Traffic congestion in cities is a social issue that affects efficient movement of people from one place to another, mostly because of the large population experienced in cities. This essay focuses on the transportation issues in Davis city and is compared to the city of San Francisco. The choice of Davis city is informed by the comprehensive general transportation plans adopted by the city management to ensure that the residents have safe, convenient and economical and environmentally sustainable means of transport.

Transportation Plan for Davis City

Transport plan for the city of Davis is anchored on the objective safety, convenience, and environmental and economic sustainability of the adopted transportation system. The city has an established plan with different modes of transportation including; commercial and non-commercial vehicles, passenger rail, walking and bicycling (City of Davis General plan 14). To achieve the plan, the city has complete road network with streets that clearly demarcate pedestrian ways, bikeways to ensure no conflicts with cars and to ensure safety and convenience.

The use of bicycling and walking is implemented to minimize the amount of fuel consumed by motor vehicles in order to minimize air pollution from car exhaust fumes and to avoid more people being delayed in traffic jams. In most cities, there is consistent loss of economic time when workers stay long in traffic as a result of the congestions. Equally, traffic causes more consumption of fuel to maintain the longer hours running of car engines. This means that any effort to minimize overconsumption ensures sustainability of the transport system. The convenience of bicycling, especially because of flat terrain and mild climate is to discourage more city residents from using their cars or commercial vehicles (City of Davis General plan 5). In addition, the city has provided bicycle parking facilities all over the city in strategic locations, thus the convenience. The increased demand also encourages Davis to offer bicycle hiring points for visitors. Further, to enhance convenience the city parking management adopted the use of double floor high capacity buses with wider bus bays for safety purposes.

(Stored data)
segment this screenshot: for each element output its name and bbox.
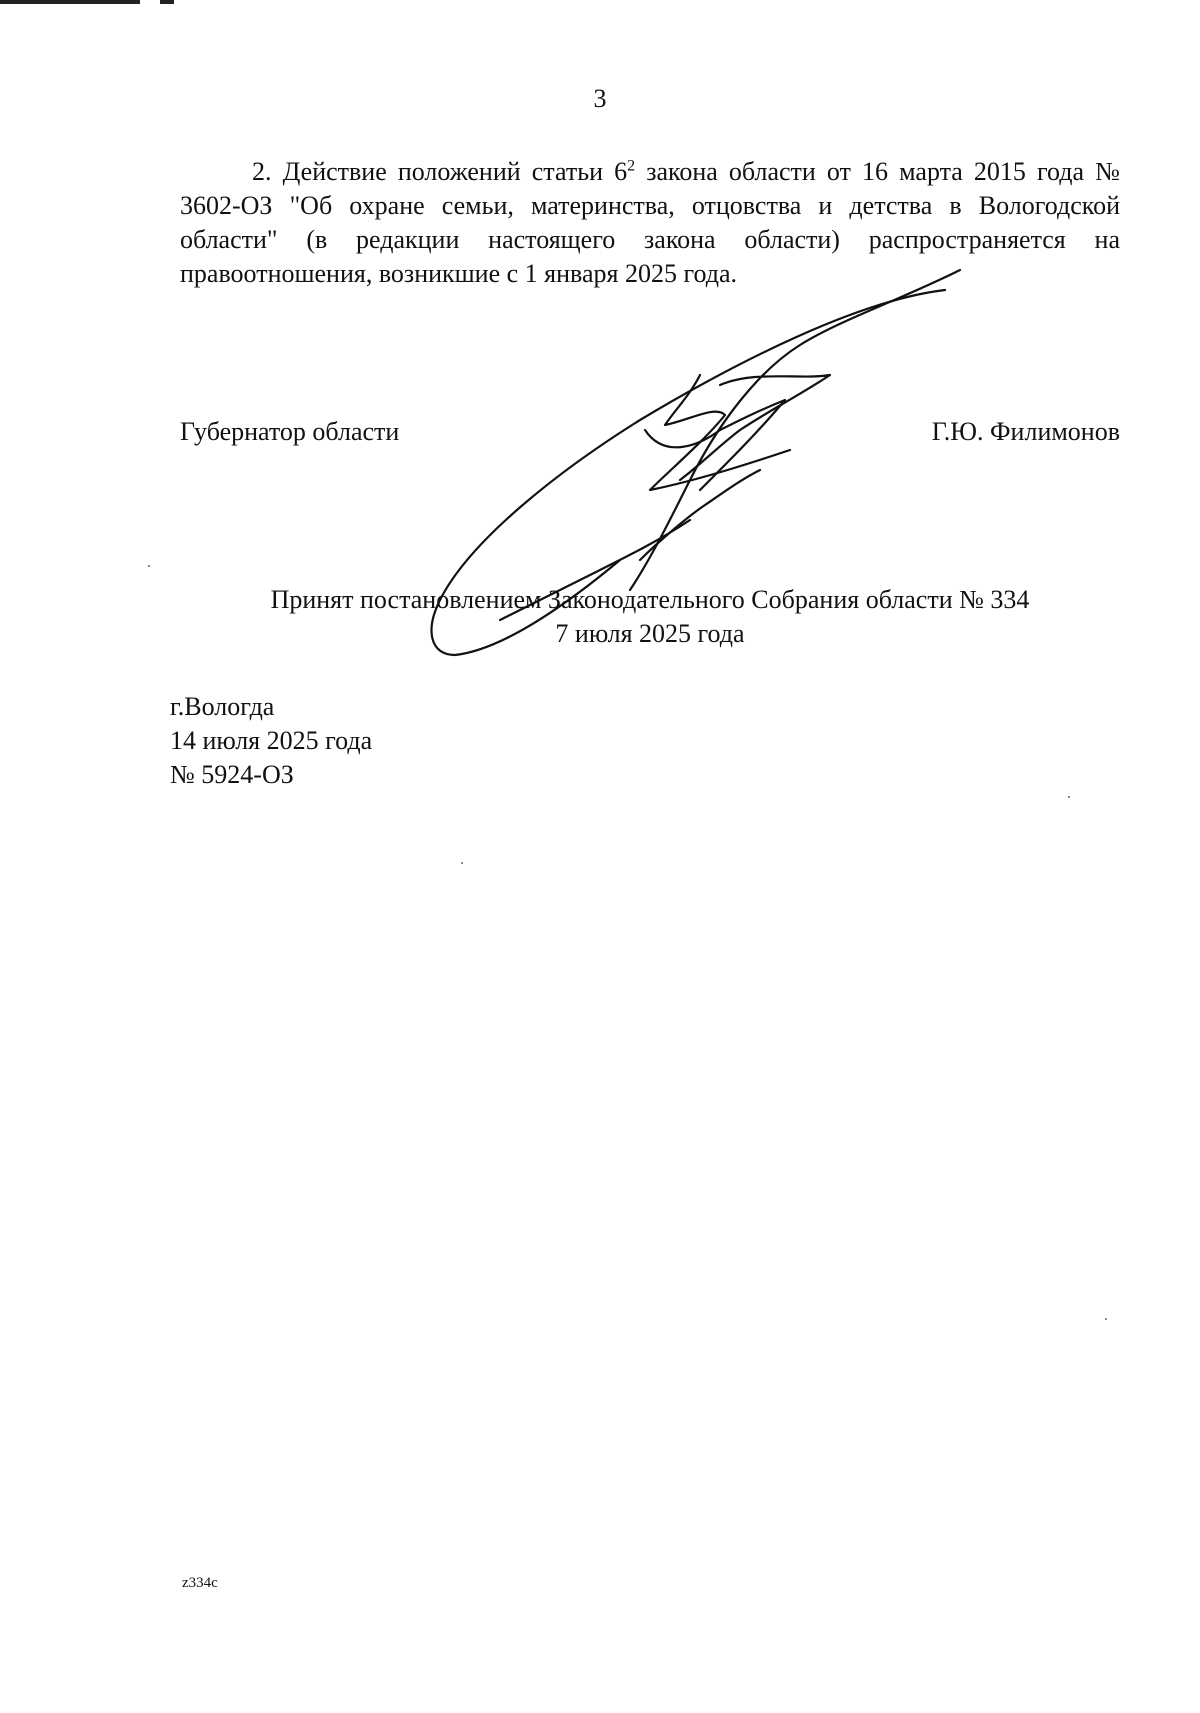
law-city: г.Вологда: [170, 692, 275, 721]
signatory-name: Г.Ю. Филимонов: [931, 417, 1120, 446]
paragraph-text-start: 2. Действие положений статьи 6: [252, 157, 628, 186]
scan-edge-mark: [0, 0, 178, 5]
law-number: № 5924-ОЗ: [170, 760, 294, 789]
document-code: z334c: [182, 1575, 218, 1591]
scan-speck: [1068, 796, 1070, 798]
scan-edge-bar: [0, 0, 140, 4]
signature-long-stroke: [630, 270, 960, 590]
adoption-note: [180, 583, 1120, 651]
scan-speck: [148, 565, 150, 567]
signature-tail: [640, 470, 760, 560]
signatory-position: Губернатор области: [180, 417, 400, 446]
signature-zigzag: [645, 400, 785, 490]
paragraph-text-rest: закона области от 16 марта 2015 года № 3602-ОЗ "Об охране семьи, материнства, отцовства и детства в Вологодской области" (в редакции настоящего закона области) распространяется на правоотношения, возникшие с 1 января 2025 года.: [180, 157, 1120, 288]
scan-speck: [461, 862, 463, 864]
law-details: [170, 690, 372, 792]
adoption-line-1: Принят постановлением Законодательного Собрания области № 334: [270, 585, 1030, 614]
article-superscript: 2: [627, 157, 636, 175]
law-date: 14 июля 2025 года: [170, 726, 373, 755]
scan-edge-bar-small: [160, 0, 174, 4]
signature-hook: [680, 375, 830, 480]
signature-z-shape: [650, 375, 790, 490]
adoption-line-2: 7 июля 2025 года: [555, 619, 745, 648]
scan-speck: [1105, 1318, 1107, 1320]
page-number: 3: [593, 84, 607, 113]
article-paragraph: [180, 155, 1120, 291]
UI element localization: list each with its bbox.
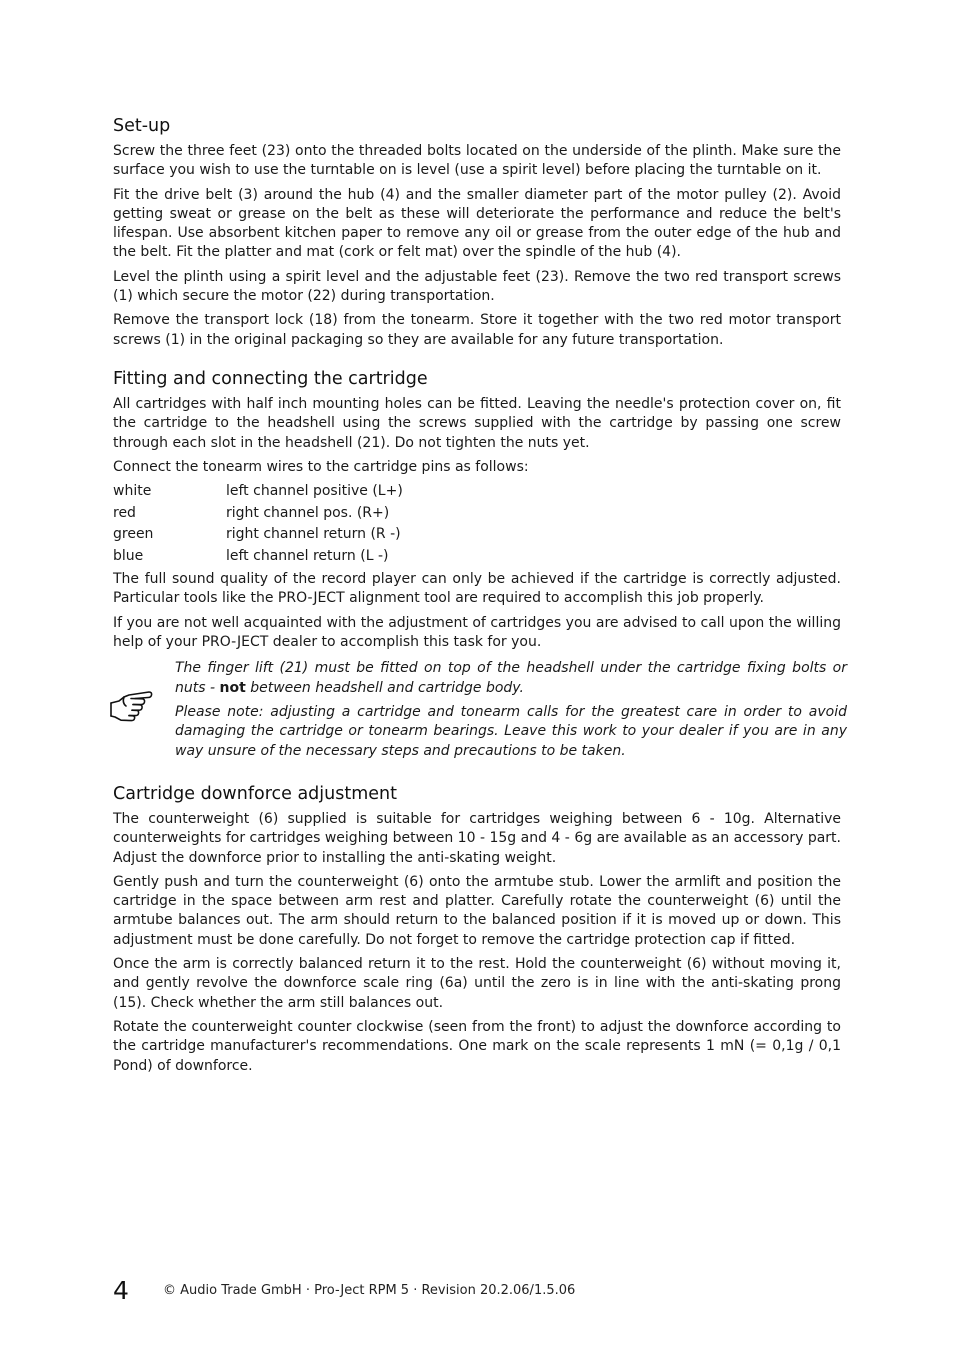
wire-row — [113, 547, 403, 569]
setup-paragraph-3: Level the plinth using a spirit level and the adjustable feet (23). Remove the two red transport screws (1) which secure the motor (22) during transportation. — [113, 268, 841, 305]
wire-color: red — [113, 504, 136, 521]
cartridge-paragraph-2: Connect the tonearm wires to the cartridge pins as follows: — [113, 458, 529, 475]
wire-color: green — [113, 526, 154, 543]
wire-color: blue — [113, 547, 144, 564]
cartridge-paragraph-3: The full sound quality of the record player can only be achieved if the cartridge is correctly adjusted. Particular tools like the PRO-JECT alignment tool are required to accomplish this job properly. — [113, 571, 841, 607]
setup-section — [113, 115, 841, 350]
note-care-warning: Please note: adjusting a cartridge and tonearm calls for the greatest care in order to avoid damaging the cartridge or tonearm bearings. Leave this work to your dealer if you are in any way unsure of the necessary steps and precautions to be taken. — [175, 703, 847, 759]
wire-description: left channel positive (L+) — [226, 483, 403, 500]
downforce-section — [113, 783, 841, 1076]
wire-description: left channel return (L -) — [226, 547, 389, 564]
wire-row — [113, 525, 403, 547]
wire-color-table — [113, 482, 403, 568]
wire-row — [113, 482, 403, 504]
cartridge-heading: Fitting and connecting the cartridge — [113, 369, 428, 389]
setup-paragraph-2: Fit the drive belt (3) around the hub (4) and the smaller diameter part of the motor pulley (2). Avoid getting sweat or grease on the belt as these will deteriorate the performance and reduce the belt's lifespan. Use absorbent kitchen paper to remove any oil or grease from the outer edge of the hub and the belt. Fit the platter and mat (cork or felt mat) over the spindle of the hub (4). — [113, 186, 841, 261]
pointing-hand-icon — [109, 689, 153, 723]
note-text-part: between headshell and cartridge body. — [245, 679, 524, 696]
cartridge-paragraph-1: All cartridges with half inch mounting holes can be fitted. Leaving the needle's protection cover on, fit the cartridge to the headshell using the screws supplied with the cartridge by passing one screw through each slot in the headshell (21). Do not tighten the nuts yet. — [113, 396, 841, 451]
downforce-paragraph-3: Once the arm is correctly balanced return it to the rest. Hold the counterweight (6) without moving it, and gently revolve the downforce scale ring (6a) until the zero is in line with the anti-skating prong (15). Check whether the arm still balances out. — [113, 956, 841, 1011]
page-number: 4 — [113, 1276, 129, 1305]
downforce-paragraph-2: Gently push and turn the counterweight (6) onto the armtube stub. Lower the armlift and position the cartridge in the space between arm rest and platter. Carefully rotate the counterweight (6) until the armtube balances out. The arm should return to the balanced position if it is moved up or down. This adjustment must be done carefully. Do not forget to remove the cartridge protection cap if fitted. — [113, 873, 841, 948]
downforce-heading: Cartridge downforce adjustment — [113, 784, 397, 804]
wire-description: right channel return (R -) — [226, 526, 401, 543]
setup-paragraph-4: Remove the transport lock (18) from the tonearm. Store it together with the two red motor transport screws (1) in the original packaging so they are available for any future transportation. — [113, 312, 841, 348]
downforce-paragraph-1: The counterweight (6) supplied is suitable for cartridges weighing between 6 - 10g. Alternative counterweights for cartridges weighing between 10 - 15g and 4 - 6g are available as an accessory part. Adjust the downforce prior to installing the anti-skating weight. — [113, 811, 841, 866]
setup-heading: Set-up — [113, 116, 171, 136]
copyright-line: © Audio Trade GmbH · Pro-Ject RPM 5 · Revision 20.2.06/1.5.06 — [163, 1283, 576, 1298]
note-finger-lift — [175, 659, 847, 698]
note-text — [175, 659, 847, 760]
note-emphasis: not — [219, 679, 246, 696]
note-text-part: The finger lift (21) must be fitted on top of the headshell under the cartridge fixing bolts or nuts - — [175, 660, 847, 696]
setup-paragraph-1: Screw the three feet (23) onto the threaded bolts located on the underside of the plinth. Make sure the surface you wish to use the turntable on is level (use a spirit level) before placing the turntable on it. — [113, 143, 841, 179]
cartridge-paragraph-4: If you are not well acquainted with the adjustment of cartridges you are advised to call upon the willing help of your PRO-JECT dealer to accomplish this task for you. — [113, 614, 841, 651]
cartridge-section — [113, 368, 847, 761]
wire-color: white — [113, 483, 152, 500]
page-footer — [113, 1276, 841, 1306]
wire-description: right channel pos. (R+) — [226, 504, 390, 521]
note-block — [113, 659, 847, 760]
downforce-paragraph-4: Rotate the counterweight counter clockwise (seen from the front) to adjust the downforce according to the cartridge manufacturer's recommendations. One mark on the scale represents 1 mN (= 0,1g / 0,1 Pond) of downforce. — [113, 1018, 841, 1074]
wire-row — [113, 504, 403, 526]
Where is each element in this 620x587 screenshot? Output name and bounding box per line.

# [Required task]
Decide whether each statement agrees with the essay about transportation in Davis: (a) the city's plan lists passenger rail as one of its modes of transportation; (b) Davis offers bicycle hiring points for residents; (c) the city parking management adopted double floor high capacity buses. Answer yes or no for each and quote the essay's deciding words. Rely only on the essay about transportation in Davis.

# [Response to the task]
(a) Yes: "commercial and non-commercial vehicles, passenger rail, walking and bicycling"
(b) No: "The increased demand also encourages Davis to offer bicycle hiring points for visitors."
(c) Yes: "the city parking management adopted the use of double floor high capacity buses with wider bus bays for safety purposes"